## PROBLEM DETAILS
How many lines of the records below contain the word "Иоанна"? Answer with the number alone.

## DATASET EXTRACT
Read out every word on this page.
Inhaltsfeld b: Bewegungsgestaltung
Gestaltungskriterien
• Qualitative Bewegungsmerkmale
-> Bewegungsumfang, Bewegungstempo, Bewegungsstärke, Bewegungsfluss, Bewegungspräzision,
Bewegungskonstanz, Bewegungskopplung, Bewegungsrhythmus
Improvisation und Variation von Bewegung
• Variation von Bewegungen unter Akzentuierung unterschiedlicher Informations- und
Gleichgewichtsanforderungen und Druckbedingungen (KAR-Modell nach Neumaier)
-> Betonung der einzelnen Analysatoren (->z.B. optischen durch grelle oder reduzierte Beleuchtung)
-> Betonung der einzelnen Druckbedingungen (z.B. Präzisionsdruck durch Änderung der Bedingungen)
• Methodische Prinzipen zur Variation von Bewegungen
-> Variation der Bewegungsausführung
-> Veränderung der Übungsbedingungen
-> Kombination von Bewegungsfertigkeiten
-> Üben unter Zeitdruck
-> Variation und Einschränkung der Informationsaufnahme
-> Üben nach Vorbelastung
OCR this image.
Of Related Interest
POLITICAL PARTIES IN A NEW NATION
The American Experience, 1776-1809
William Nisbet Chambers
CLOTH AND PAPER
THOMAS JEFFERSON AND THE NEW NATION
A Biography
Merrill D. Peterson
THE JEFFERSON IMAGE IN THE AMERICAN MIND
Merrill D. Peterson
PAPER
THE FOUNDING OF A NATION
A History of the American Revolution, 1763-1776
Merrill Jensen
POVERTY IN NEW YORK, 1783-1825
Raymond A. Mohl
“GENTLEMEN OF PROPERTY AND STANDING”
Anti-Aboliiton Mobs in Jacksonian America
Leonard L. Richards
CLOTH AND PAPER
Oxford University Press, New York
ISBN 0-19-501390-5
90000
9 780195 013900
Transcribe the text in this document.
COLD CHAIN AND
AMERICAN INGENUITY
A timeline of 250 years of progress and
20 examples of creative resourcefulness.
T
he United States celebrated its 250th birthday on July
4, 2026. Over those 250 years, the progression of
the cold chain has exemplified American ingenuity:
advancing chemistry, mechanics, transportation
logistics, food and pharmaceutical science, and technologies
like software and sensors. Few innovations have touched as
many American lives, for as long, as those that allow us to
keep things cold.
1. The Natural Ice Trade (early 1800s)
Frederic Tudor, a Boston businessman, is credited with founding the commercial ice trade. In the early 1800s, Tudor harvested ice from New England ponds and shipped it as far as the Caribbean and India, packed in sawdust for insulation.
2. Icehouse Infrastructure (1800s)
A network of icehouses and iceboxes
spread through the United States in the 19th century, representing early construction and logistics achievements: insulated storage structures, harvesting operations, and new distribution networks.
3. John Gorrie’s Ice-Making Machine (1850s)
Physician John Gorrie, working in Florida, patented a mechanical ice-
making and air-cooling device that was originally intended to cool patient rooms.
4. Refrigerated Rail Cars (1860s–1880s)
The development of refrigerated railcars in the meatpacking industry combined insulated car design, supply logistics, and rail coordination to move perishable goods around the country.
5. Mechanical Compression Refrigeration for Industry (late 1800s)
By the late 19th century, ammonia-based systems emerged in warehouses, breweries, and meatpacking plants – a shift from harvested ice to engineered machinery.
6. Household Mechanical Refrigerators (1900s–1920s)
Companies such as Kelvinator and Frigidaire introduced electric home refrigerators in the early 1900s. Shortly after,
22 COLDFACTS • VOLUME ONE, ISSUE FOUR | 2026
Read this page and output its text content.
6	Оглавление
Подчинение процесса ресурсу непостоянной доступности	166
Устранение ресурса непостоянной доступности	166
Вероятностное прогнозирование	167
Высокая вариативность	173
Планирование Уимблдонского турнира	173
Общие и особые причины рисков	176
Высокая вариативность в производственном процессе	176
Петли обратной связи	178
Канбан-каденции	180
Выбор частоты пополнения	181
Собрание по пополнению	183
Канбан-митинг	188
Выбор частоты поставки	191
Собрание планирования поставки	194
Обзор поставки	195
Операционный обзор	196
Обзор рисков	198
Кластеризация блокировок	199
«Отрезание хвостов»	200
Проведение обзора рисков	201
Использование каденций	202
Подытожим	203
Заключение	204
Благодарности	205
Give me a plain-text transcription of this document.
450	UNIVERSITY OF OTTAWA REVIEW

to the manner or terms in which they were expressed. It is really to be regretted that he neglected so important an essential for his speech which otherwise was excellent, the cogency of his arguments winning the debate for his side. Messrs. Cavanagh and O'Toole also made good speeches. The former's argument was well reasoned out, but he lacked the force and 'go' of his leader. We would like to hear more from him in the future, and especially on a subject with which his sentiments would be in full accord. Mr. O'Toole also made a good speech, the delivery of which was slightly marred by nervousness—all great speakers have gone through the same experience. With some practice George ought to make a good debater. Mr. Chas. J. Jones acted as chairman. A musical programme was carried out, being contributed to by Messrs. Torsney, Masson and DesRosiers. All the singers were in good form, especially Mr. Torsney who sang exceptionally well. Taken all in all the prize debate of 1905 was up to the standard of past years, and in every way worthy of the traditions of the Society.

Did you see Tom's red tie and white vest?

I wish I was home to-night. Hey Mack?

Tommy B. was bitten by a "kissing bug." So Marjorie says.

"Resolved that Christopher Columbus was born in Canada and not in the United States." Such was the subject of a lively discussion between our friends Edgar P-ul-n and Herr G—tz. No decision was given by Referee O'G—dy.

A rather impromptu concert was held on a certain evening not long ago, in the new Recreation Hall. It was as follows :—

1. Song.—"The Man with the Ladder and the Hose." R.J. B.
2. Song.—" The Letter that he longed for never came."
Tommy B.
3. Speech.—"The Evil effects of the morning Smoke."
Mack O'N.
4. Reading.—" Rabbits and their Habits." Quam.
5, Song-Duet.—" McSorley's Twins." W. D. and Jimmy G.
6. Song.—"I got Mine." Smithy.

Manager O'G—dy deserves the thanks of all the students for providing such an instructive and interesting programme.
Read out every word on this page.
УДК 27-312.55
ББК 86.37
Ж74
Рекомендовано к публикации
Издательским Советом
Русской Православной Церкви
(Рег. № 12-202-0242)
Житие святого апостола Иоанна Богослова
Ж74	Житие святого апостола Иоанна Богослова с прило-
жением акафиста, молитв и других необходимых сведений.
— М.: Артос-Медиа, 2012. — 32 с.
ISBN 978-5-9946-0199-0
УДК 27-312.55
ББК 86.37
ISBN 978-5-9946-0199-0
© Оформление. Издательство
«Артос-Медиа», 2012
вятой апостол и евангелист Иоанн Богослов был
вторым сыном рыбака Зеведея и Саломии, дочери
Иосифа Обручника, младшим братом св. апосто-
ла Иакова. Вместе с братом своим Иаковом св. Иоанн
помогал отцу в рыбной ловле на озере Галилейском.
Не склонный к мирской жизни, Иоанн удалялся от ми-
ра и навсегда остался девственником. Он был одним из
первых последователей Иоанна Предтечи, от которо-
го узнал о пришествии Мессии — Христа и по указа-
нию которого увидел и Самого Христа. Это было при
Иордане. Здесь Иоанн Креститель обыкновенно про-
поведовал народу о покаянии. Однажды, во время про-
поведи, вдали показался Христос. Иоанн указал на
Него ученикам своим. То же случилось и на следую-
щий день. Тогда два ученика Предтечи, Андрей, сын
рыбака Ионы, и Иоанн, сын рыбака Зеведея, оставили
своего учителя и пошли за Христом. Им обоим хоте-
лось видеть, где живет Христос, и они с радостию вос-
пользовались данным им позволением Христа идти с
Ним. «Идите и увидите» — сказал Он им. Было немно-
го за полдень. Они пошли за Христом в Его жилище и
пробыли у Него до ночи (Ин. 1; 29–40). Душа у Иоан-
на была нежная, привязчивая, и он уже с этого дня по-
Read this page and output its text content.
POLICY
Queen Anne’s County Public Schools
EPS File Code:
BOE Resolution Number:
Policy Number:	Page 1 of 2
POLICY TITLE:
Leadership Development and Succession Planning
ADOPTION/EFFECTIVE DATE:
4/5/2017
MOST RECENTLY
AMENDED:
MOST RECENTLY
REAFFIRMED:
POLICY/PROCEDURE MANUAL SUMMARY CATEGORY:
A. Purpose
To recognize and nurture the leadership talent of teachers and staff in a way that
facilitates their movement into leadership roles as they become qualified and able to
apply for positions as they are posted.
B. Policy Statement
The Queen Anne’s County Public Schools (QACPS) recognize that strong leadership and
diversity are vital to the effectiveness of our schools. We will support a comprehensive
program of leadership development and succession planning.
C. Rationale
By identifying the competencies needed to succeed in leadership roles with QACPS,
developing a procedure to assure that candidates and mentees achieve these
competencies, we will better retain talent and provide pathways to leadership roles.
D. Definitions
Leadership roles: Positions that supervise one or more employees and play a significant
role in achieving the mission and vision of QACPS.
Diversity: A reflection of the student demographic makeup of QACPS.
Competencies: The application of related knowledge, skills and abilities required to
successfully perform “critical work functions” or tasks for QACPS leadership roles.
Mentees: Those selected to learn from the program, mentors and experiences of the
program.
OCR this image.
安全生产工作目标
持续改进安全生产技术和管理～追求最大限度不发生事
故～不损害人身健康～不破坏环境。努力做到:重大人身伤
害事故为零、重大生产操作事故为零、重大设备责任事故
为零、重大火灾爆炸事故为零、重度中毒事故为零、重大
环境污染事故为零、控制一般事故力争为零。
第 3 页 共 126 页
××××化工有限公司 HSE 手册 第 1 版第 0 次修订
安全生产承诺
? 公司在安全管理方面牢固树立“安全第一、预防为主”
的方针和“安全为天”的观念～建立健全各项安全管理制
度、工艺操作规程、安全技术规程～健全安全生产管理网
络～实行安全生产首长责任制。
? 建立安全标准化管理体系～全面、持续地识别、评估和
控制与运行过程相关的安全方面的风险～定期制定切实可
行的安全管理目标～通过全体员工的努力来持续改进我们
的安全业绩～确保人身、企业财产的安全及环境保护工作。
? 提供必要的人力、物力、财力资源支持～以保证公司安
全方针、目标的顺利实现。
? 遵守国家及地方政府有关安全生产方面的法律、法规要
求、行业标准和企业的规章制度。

## OUTPUT OF THE EXERCISE
3